**LISTING:**
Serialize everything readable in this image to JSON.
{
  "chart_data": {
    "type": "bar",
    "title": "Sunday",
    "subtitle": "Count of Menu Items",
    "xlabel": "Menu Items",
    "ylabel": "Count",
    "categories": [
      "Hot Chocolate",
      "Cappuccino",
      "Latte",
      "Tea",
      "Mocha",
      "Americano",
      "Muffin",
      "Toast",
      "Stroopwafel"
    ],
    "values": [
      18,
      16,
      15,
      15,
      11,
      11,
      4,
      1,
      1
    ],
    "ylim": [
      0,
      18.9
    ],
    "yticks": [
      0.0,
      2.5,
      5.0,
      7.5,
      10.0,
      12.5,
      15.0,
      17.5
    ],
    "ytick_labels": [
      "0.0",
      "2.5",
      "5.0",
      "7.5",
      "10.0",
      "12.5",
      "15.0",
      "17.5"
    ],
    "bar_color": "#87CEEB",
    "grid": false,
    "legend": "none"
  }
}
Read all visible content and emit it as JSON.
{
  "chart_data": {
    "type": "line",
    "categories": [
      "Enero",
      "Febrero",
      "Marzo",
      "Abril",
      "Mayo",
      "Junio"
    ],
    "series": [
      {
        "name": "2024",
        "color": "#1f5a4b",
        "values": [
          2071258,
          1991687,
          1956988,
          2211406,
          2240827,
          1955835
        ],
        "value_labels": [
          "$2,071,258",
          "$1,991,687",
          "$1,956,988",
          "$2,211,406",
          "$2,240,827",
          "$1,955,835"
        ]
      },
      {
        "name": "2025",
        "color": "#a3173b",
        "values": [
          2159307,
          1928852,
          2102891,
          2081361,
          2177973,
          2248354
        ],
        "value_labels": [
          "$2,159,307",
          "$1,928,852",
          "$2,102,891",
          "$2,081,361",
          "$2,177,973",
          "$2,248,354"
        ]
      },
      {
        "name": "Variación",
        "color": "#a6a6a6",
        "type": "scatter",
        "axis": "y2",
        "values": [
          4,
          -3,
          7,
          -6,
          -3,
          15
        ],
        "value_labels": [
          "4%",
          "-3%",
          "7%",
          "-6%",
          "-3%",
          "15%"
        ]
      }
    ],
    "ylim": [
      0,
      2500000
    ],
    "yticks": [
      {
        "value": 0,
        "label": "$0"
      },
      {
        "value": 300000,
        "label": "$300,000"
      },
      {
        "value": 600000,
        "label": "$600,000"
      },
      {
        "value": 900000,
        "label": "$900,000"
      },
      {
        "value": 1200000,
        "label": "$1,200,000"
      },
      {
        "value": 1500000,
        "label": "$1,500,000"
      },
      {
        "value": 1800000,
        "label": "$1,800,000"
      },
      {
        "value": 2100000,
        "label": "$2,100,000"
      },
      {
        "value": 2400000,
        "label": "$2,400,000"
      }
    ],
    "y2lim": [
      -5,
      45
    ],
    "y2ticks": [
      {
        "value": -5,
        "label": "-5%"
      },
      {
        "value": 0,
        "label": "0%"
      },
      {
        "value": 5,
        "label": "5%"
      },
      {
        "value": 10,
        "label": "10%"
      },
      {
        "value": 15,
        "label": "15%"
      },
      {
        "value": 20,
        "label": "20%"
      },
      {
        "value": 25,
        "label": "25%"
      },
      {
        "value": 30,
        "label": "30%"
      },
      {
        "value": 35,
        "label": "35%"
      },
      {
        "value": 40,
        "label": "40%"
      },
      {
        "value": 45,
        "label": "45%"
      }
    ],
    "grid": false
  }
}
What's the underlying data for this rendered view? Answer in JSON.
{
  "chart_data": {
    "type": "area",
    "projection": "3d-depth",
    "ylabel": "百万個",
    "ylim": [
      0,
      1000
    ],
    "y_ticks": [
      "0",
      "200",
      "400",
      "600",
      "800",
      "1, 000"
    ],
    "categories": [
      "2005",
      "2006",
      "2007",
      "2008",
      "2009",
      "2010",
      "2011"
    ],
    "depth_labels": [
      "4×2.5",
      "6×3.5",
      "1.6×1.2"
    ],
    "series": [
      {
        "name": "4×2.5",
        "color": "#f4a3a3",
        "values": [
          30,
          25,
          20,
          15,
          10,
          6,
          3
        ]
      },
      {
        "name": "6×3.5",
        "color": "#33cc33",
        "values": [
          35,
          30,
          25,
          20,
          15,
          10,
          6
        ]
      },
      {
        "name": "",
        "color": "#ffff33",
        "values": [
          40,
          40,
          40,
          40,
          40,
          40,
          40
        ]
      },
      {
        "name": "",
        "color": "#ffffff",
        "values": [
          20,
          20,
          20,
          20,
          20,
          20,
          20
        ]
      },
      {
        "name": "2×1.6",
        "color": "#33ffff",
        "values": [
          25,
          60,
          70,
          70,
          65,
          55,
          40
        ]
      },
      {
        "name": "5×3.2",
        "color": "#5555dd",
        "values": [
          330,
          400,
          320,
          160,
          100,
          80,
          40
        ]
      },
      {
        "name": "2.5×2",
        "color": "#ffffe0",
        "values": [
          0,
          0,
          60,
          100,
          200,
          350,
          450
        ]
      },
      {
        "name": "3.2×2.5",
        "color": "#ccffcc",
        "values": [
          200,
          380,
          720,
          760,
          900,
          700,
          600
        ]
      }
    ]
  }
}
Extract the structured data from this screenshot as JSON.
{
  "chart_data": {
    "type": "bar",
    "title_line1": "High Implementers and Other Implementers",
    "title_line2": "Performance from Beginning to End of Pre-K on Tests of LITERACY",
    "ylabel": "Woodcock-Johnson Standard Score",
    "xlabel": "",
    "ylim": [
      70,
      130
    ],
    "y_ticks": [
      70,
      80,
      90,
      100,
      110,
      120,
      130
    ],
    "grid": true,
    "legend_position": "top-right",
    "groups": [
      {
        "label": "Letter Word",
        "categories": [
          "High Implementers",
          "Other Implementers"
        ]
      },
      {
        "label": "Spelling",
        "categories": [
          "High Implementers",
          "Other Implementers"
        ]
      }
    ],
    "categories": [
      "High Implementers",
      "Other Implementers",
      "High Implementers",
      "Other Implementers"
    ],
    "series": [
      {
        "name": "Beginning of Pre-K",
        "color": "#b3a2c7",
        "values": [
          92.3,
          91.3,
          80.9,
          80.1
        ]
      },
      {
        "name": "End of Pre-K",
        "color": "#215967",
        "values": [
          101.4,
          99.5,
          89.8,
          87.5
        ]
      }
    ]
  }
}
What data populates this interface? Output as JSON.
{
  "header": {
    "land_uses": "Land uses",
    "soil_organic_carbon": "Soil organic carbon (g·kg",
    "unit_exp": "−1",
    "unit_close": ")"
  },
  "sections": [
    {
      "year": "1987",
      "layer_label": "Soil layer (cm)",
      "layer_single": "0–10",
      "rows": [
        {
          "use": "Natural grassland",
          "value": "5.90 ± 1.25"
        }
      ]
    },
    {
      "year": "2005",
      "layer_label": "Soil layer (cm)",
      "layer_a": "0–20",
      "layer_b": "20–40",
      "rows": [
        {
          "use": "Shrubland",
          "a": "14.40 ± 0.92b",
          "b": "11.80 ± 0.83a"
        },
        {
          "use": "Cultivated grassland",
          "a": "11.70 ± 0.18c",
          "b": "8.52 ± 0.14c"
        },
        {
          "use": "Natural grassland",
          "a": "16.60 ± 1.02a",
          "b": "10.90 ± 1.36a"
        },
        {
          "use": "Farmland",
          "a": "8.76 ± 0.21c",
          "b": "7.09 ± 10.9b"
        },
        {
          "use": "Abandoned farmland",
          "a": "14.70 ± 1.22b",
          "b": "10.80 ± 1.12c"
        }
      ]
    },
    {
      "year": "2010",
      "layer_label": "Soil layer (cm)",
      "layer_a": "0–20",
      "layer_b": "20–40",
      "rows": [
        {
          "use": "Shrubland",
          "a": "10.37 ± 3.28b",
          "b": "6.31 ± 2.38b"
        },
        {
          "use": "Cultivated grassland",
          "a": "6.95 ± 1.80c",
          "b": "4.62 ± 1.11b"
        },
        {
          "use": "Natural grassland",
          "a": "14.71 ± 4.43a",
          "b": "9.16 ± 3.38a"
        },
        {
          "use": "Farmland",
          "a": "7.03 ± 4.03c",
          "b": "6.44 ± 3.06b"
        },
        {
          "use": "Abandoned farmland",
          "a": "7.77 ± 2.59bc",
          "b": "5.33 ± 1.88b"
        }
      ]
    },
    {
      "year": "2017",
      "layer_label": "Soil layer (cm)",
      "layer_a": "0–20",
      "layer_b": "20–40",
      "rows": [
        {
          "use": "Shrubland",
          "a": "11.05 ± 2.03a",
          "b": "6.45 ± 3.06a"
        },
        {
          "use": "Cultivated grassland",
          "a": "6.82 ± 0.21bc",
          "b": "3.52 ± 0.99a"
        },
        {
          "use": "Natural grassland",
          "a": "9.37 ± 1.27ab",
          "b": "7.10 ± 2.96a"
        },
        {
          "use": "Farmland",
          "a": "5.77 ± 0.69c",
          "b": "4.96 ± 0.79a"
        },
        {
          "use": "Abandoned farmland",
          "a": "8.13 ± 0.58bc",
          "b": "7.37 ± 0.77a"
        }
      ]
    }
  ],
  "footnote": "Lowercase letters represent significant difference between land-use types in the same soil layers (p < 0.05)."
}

**WHAT IS ASKED:** Show every line where the string "this" appears.

**EXERCISE ANSWER:**
Serialize everything readable in this image to JSON.
What's the underlying data for this rendered view? Answer in JSON.
Extract the structured data from this screenshot as JSON.
What data populates this interface? Output as JSON.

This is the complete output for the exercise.